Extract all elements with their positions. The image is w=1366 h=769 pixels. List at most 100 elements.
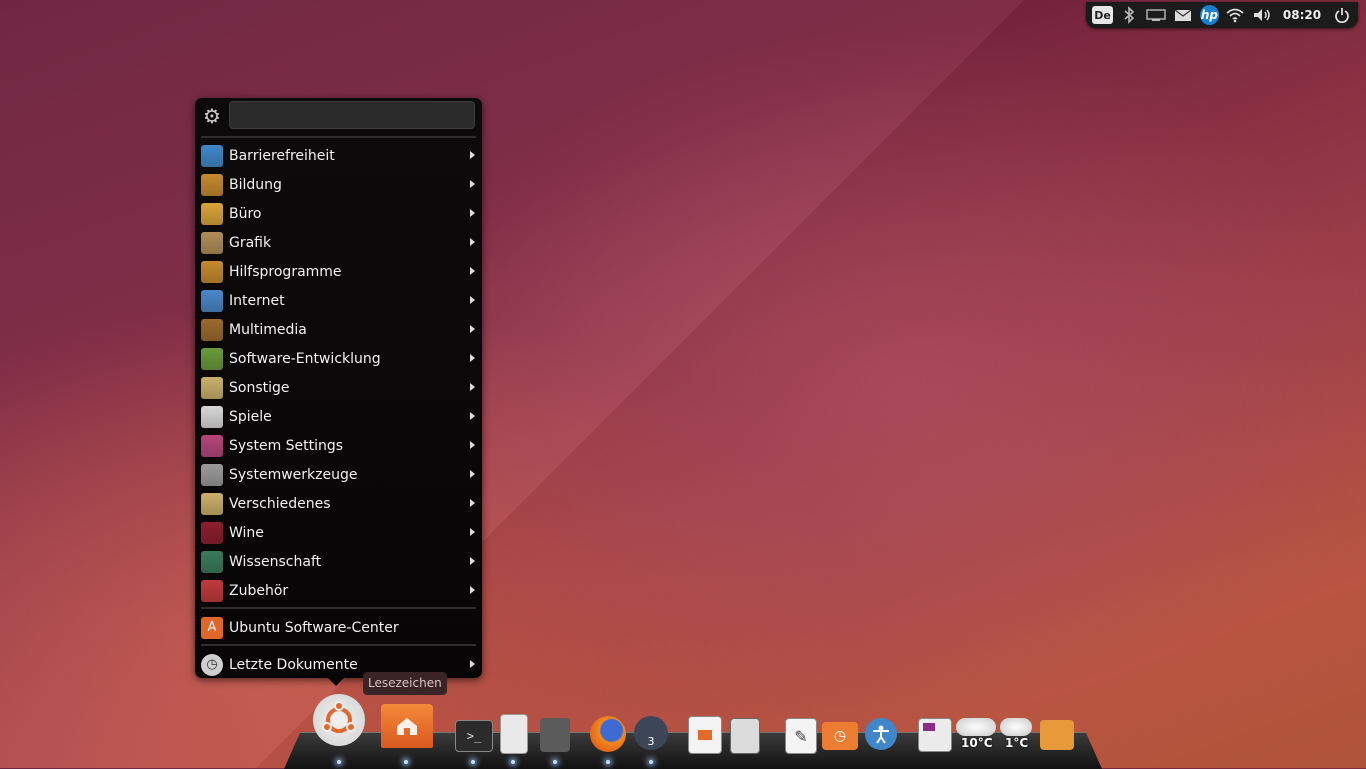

====

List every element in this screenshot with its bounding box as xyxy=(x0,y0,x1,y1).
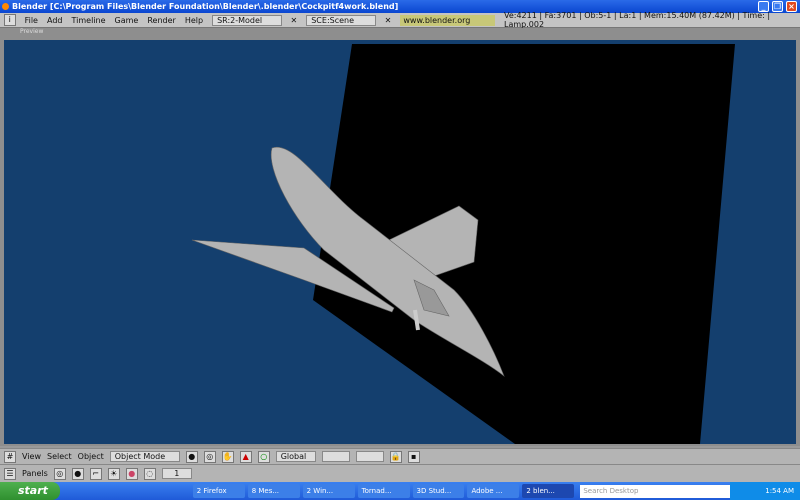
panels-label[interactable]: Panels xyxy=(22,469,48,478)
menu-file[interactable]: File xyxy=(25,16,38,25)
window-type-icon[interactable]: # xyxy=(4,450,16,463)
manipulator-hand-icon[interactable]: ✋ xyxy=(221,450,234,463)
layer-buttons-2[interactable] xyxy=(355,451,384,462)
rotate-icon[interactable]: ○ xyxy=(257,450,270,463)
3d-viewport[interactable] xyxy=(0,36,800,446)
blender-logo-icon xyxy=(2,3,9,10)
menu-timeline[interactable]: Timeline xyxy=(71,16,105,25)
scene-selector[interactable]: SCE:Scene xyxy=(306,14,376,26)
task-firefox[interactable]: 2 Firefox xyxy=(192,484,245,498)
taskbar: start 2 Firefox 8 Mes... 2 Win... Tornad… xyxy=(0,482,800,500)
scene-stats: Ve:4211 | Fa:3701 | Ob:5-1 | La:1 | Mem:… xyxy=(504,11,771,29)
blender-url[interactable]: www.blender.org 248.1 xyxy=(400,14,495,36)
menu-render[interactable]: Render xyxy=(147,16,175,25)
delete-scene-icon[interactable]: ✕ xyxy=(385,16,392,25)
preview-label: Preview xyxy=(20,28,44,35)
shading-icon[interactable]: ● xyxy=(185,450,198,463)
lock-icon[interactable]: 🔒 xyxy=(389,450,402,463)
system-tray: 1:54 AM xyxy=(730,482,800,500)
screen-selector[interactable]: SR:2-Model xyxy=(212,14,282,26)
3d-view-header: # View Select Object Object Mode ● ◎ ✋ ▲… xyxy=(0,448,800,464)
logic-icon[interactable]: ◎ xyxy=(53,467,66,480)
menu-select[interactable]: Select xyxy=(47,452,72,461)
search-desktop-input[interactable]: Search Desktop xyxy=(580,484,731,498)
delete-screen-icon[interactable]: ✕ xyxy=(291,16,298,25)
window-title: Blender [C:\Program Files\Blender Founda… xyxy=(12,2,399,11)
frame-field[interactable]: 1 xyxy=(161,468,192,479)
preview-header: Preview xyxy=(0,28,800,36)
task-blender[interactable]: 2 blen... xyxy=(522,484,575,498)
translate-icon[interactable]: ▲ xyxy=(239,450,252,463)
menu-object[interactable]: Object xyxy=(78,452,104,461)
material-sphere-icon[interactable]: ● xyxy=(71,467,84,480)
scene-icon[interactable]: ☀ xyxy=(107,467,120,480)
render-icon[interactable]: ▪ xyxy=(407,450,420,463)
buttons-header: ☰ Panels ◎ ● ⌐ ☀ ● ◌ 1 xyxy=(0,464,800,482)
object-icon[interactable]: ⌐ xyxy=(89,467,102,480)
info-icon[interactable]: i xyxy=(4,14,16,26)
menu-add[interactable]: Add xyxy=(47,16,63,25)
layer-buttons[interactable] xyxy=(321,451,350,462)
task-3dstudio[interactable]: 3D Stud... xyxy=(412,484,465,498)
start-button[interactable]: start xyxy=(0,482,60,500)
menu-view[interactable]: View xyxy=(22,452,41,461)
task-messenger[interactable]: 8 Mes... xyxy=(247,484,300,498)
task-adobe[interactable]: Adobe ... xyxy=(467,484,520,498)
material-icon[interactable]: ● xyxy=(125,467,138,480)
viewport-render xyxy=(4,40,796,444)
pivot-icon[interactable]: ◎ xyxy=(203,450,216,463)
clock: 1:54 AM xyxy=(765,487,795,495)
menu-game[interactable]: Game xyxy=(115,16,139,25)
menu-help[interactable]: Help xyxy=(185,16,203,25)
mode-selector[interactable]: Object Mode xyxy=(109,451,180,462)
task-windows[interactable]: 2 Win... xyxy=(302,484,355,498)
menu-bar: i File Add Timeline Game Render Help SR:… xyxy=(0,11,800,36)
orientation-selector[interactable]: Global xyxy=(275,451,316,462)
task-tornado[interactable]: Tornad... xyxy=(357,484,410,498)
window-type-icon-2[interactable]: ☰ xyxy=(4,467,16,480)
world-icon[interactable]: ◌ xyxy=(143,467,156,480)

====

- WHAT IS ASKED:
Pick out and copy each row above that contains the string "layer", matching case exactly.

- EXERCISE RESPONSE:
layer-buttons-2[interactable] xyxy=(355,451,384,462)
layer-buttons[interactable] xyxy=(321,451,350,462)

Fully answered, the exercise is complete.